### Work to complete
Collect from the data below each line with "钢构安装".

** begin **

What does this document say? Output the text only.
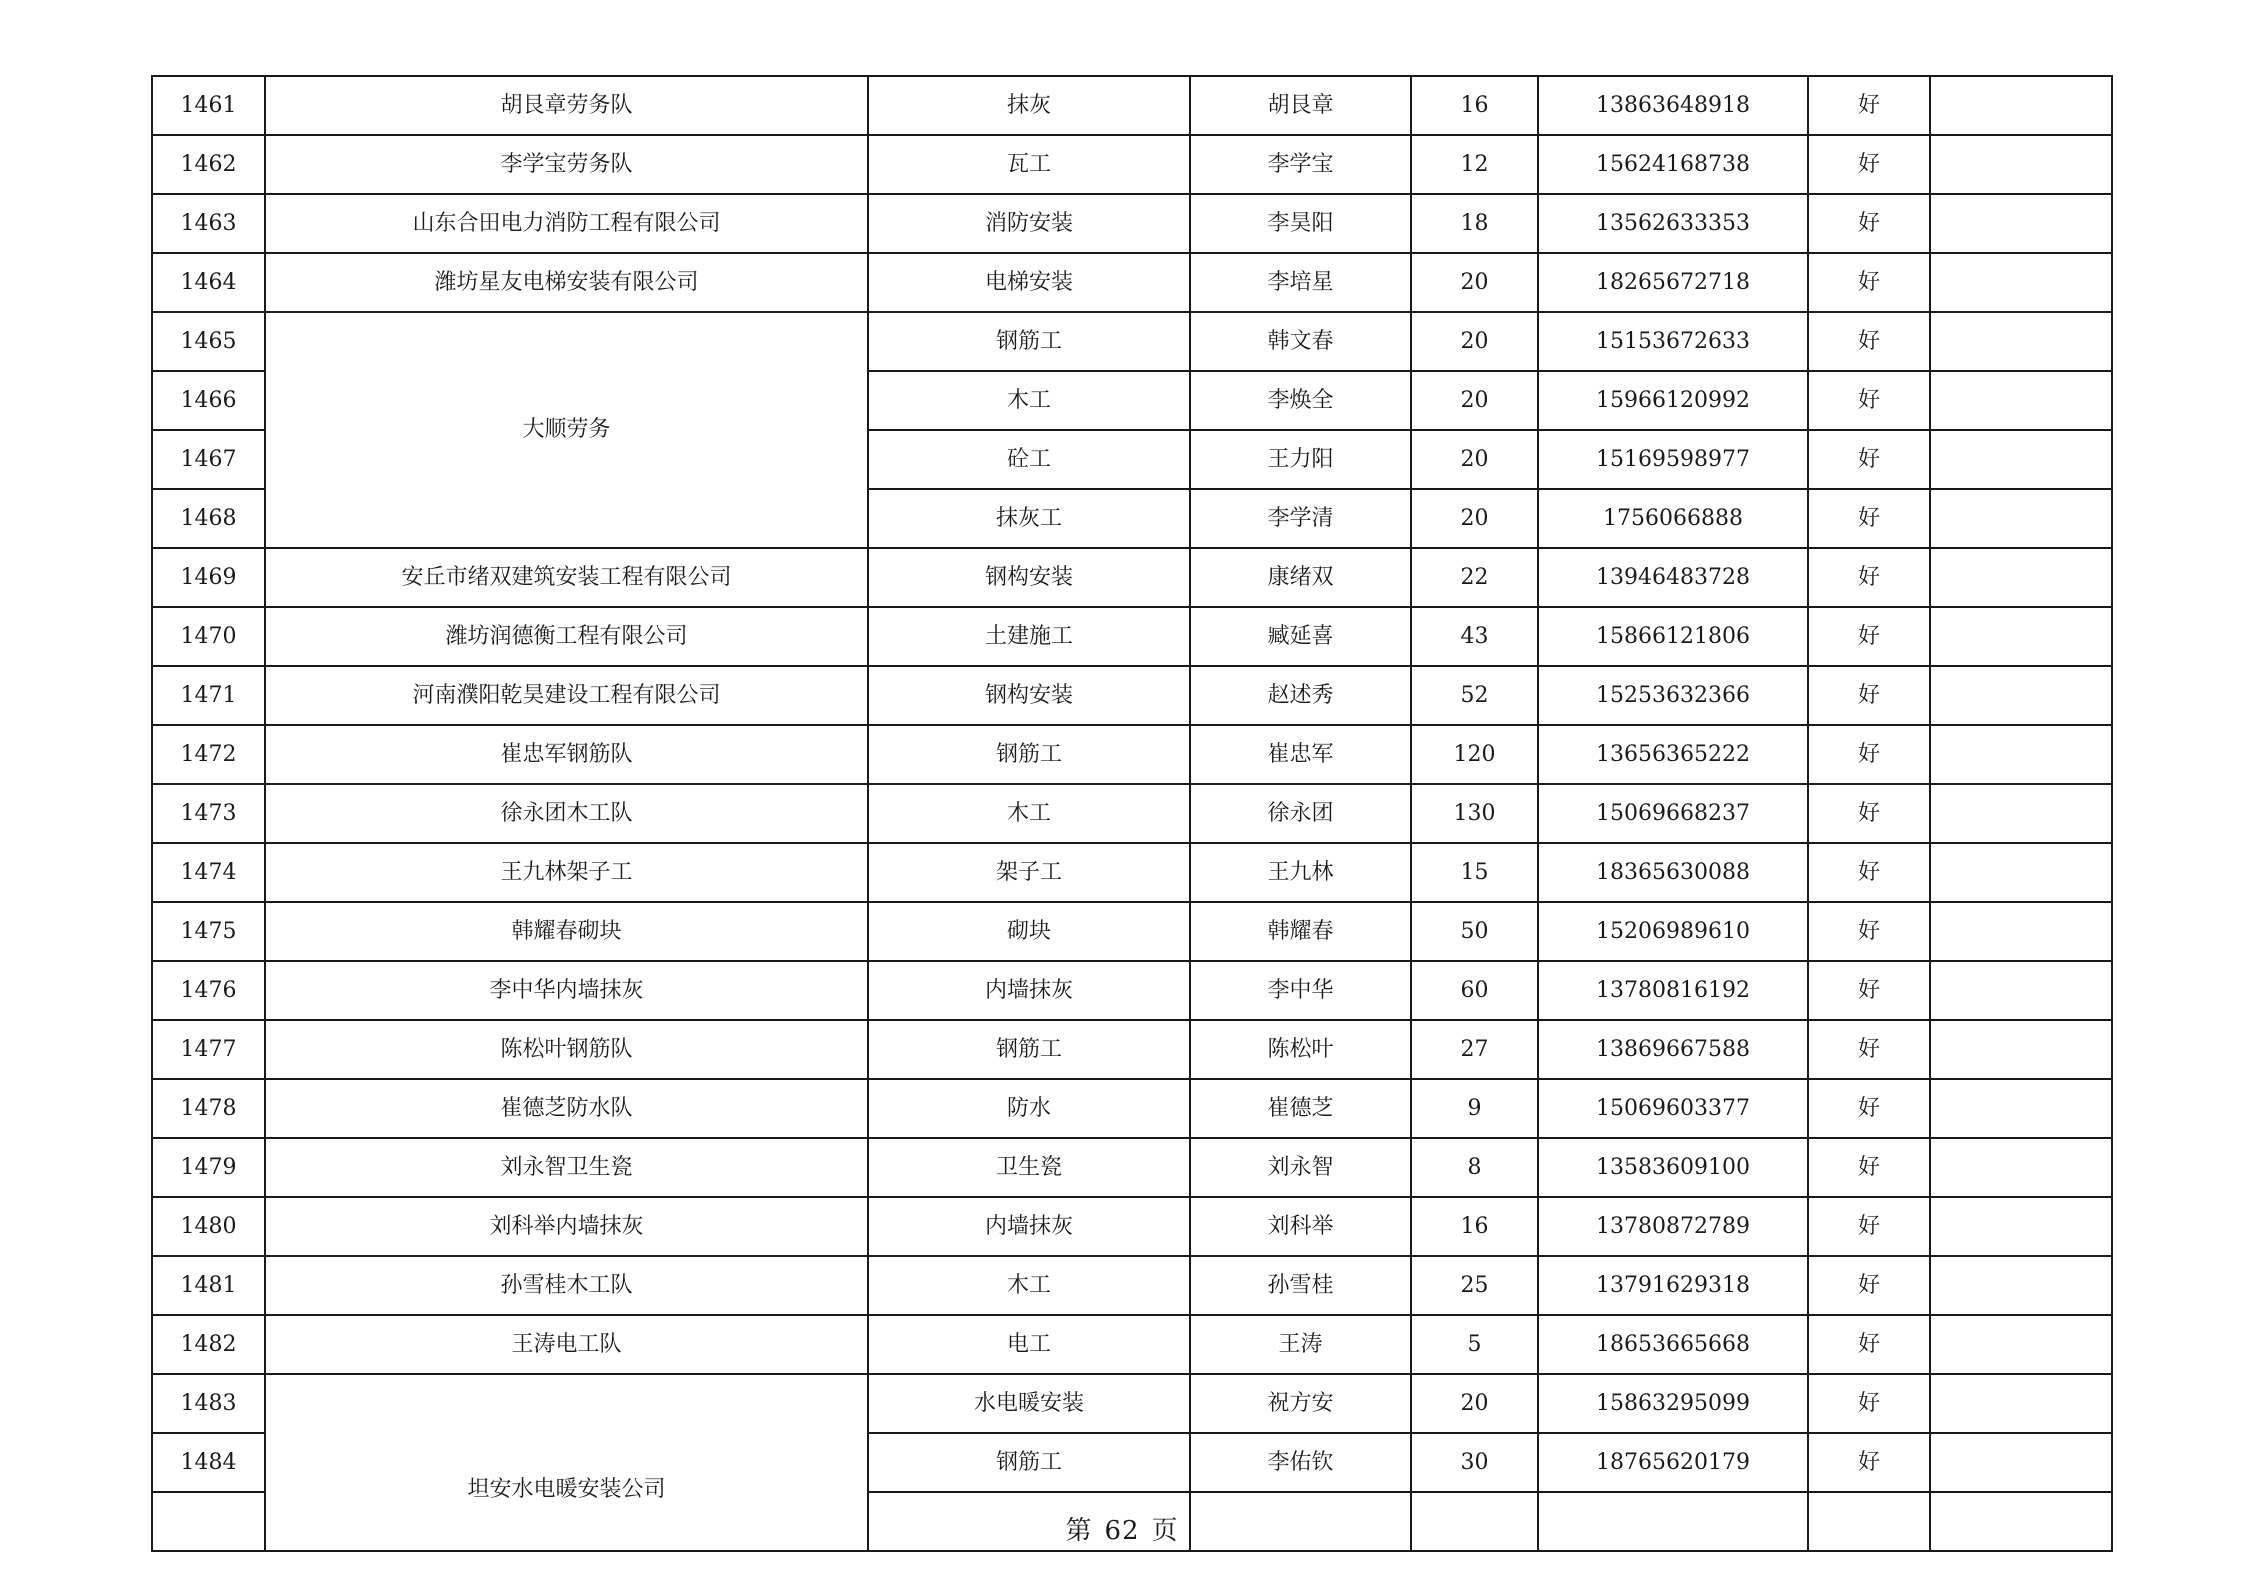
1461	胡艮章劳务队	抹灰	胡艮章	16	13863648918	好	
1462	李学宝劳务队	瓦工	李学宝	12	15624168738	好	
1463	山东合田电力消防工程有限公司	消防安装	李昊阳	18	13562633353	好	
1464	潍坊星友电梯安装有限公司	电梯安装	李培星	20	18265672718	好	
1465	大顺劳务	钢筋工	韩文春	20	15153672633	好	
1466		木工	李焕全	20	15966120992	好	
1467		砼工	王力阳	20	15169598977	好	
1468		抹灰工	李学清	20	1756066888	好	
1469	安丘市绪双建筑安装工程有限公司	钢构安装	康绪双	22	13946483728	好	
1470	潍坊润德衡工程有限公司	土建施工	臧延喜	43	15866121806	好	
1471	河南濮阳乾昊建设工程有限公司	钢构安装	赵述秀	52	15253632366	好	
1472	崔忠军钢筋队	钢筋工	崔忠军	120	13656365222	好	
1473	徐永团木工队	木工	徐永团	130	15069668237	好	
1474	王九林架子工	架子工	王九林	15	18365630088	好	
1475	韩耀春砌块	砌块	韩耀春	50	15206989610	好	
1476	李中华内墙抹灰	内墙抹灰	李中华	60	13780816192	好	
1477	陈松叶钢筋队	钢筋工	陈松叶	27	13869667588	好	
1478	崔德芝防水队	防水	崔德芝	9	15069603377	好	
1479	刘永智卫生瓷	卫生瓷	刘永智	8	13583609100	好	
1480	刘科举内墙抹灰	内墙抹灰	刘科举	16	13780872789	好	
1481	孙雪桂木工队	木工	孙雪桂	25	13791629318	好	
1482	王涛电工队	电工	王涛	5	18653665668	好	
1483	坦安水电暖安装公司	水电暖安装	祝方安	20	15863295099	好	
1484		钢筋工	李佑钦	30	18765620179	好	

第 62 页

** end **

### Solution for this exercise
1469	安丘市绪双建筑安装工程有限公司	钢构安装	康绪双	22	13946483728	好	
1471	河南濮阳乾昊建设工程有限公司	钢构安装	赵述秀	52	15253632366	好	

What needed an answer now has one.